### Supplied records
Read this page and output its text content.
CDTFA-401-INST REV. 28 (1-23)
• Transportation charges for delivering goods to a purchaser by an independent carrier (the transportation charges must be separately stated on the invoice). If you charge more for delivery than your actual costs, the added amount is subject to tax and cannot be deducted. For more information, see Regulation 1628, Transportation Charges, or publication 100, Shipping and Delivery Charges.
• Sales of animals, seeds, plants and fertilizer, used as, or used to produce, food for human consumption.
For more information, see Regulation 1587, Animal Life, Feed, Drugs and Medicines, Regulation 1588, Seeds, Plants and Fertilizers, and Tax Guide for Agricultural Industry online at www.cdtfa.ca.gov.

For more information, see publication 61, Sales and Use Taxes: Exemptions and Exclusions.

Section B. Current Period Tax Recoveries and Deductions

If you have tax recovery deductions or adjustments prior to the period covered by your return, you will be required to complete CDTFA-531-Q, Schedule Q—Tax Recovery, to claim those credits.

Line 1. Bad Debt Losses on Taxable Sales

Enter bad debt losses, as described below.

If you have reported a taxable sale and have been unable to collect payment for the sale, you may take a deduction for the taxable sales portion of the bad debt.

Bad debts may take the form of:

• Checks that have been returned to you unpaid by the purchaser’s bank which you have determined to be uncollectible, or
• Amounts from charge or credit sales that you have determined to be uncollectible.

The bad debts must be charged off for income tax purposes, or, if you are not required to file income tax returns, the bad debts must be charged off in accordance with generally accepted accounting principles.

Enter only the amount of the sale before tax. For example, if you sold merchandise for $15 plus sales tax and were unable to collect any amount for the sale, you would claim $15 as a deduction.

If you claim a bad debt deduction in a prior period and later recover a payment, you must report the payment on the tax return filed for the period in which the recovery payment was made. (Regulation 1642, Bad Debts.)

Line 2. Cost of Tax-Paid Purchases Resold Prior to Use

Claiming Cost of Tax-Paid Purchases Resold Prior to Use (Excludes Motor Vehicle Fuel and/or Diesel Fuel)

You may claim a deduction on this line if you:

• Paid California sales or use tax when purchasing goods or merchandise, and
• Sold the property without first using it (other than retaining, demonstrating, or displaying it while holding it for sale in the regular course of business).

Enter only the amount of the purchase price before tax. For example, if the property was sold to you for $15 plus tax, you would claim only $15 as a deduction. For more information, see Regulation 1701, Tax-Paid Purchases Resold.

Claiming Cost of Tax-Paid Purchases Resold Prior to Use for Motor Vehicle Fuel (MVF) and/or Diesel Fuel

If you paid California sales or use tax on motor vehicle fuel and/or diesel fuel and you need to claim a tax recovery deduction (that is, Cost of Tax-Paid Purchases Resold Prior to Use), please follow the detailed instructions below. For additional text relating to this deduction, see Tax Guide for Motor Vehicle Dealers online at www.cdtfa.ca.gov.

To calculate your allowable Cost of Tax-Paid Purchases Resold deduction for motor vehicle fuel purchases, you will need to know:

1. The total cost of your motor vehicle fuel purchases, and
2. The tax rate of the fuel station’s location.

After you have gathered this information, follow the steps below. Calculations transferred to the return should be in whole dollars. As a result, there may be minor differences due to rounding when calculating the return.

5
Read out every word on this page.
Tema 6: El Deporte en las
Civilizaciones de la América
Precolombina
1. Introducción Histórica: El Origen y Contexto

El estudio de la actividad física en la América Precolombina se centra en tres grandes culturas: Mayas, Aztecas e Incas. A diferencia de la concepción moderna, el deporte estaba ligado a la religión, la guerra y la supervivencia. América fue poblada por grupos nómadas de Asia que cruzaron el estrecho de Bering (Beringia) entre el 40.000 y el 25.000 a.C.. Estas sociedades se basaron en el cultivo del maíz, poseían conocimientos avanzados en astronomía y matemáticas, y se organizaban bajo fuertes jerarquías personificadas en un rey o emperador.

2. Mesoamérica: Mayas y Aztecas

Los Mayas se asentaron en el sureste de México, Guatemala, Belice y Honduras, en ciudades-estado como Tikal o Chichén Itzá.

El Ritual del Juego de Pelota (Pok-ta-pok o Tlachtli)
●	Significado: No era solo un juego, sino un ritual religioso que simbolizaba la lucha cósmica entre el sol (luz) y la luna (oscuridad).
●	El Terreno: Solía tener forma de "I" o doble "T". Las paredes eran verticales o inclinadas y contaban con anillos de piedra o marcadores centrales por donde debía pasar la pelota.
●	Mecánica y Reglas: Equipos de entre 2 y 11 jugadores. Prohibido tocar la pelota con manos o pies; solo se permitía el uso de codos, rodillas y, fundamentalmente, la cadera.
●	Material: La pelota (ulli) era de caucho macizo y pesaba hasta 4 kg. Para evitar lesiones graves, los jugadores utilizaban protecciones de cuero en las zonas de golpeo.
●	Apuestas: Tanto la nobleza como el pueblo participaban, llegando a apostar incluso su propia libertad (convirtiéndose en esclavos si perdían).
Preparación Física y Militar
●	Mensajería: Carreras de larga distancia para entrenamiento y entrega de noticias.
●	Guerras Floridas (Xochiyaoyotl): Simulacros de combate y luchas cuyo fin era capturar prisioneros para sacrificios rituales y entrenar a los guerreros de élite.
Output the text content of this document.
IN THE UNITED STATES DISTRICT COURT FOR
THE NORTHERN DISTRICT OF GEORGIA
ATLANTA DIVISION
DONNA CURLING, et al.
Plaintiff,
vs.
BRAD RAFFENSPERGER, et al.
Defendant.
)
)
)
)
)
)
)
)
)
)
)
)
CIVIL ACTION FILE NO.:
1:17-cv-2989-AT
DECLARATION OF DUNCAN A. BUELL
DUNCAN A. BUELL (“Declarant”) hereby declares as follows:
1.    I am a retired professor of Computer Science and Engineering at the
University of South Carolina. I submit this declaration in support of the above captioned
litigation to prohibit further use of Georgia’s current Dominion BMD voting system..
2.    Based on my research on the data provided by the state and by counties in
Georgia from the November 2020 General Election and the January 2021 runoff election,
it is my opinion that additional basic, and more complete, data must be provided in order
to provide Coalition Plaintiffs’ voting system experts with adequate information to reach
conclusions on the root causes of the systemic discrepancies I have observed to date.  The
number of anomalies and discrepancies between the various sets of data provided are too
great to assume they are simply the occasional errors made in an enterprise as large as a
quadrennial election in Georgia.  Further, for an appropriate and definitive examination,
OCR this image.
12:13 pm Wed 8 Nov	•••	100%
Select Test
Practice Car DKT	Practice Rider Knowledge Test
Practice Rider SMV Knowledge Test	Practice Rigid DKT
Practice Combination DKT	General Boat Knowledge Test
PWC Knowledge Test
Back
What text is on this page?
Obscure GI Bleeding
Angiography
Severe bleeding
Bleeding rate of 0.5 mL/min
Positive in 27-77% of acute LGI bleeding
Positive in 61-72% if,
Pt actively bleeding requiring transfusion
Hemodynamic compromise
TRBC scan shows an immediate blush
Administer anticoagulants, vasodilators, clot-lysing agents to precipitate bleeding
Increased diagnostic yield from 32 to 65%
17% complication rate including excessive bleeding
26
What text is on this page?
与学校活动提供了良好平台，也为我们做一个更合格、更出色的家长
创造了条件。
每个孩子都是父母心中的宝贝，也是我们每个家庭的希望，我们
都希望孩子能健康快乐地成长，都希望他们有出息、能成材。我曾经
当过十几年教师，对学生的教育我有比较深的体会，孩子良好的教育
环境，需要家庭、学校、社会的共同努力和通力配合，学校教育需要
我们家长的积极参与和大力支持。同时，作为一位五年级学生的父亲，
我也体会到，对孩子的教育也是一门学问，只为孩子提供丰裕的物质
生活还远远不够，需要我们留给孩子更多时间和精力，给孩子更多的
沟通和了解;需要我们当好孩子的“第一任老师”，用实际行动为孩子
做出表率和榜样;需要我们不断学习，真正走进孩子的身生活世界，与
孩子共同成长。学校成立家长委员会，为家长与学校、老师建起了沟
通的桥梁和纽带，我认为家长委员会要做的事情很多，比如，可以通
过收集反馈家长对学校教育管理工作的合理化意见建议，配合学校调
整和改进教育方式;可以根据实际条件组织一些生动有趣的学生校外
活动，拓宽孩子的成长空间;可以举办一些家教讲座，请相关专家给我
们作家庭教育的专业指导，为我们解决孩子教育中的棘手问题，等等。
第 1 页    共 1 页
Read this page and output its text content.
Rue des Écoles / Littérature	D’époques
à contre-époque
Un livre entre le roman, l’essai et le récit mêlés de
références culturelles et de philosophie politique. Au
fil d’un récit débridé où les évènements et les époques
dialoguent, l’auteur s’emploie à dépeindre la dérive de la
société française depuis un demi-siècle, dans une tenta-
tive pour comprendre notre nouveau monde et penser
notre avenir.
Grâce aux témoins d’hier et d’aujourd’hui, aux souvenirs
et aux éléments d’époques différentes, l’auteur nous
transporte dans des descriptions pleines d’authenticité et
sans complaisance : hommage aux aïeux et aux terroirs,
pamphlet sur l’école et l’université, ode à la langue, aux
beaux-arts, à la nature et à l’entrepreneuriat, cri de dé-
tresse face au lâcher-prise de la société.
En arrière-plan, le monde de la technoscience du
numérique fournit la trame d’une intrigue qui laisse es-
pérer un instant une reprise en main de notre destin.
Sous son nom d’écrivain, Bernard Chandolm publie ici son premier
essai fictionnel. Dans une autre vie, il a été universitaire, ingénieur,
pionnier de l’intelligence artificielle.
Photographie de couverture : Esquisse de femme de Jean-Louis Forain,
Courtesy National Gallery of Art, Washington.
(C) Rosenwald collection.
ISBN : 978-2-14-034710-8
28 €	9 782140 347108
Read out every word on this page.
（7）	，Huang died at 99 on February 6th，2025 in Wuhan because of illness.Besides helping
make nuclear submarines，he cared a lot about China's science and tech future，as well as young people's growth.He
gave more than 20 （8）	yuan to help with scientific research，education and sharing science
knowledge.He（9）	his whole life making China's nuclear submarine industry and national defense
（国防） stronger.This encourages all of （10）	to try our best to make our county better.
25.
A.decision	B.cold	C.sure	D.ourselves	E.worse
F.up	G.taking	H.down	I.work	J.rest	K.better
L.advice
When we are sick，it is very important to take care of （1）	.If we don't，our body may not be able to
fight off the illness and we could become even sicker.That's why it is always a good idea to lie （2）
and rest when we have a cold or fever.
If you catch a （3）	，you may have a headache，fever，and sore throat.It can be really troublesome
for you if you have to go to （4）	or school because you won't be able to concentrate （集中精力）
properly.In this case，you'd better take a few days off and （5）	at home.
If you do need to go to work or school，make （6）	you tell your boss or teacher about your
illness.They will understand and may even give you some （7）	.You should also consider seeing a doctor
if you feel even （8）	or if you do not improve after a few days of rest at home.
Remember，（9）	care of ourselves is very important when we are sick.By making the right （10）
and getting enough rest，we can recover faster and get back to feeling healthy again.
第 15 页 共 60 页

### Task
Count the lines in the material above where the string "purchaser" appears, then state only that count.

### Exercise solution
2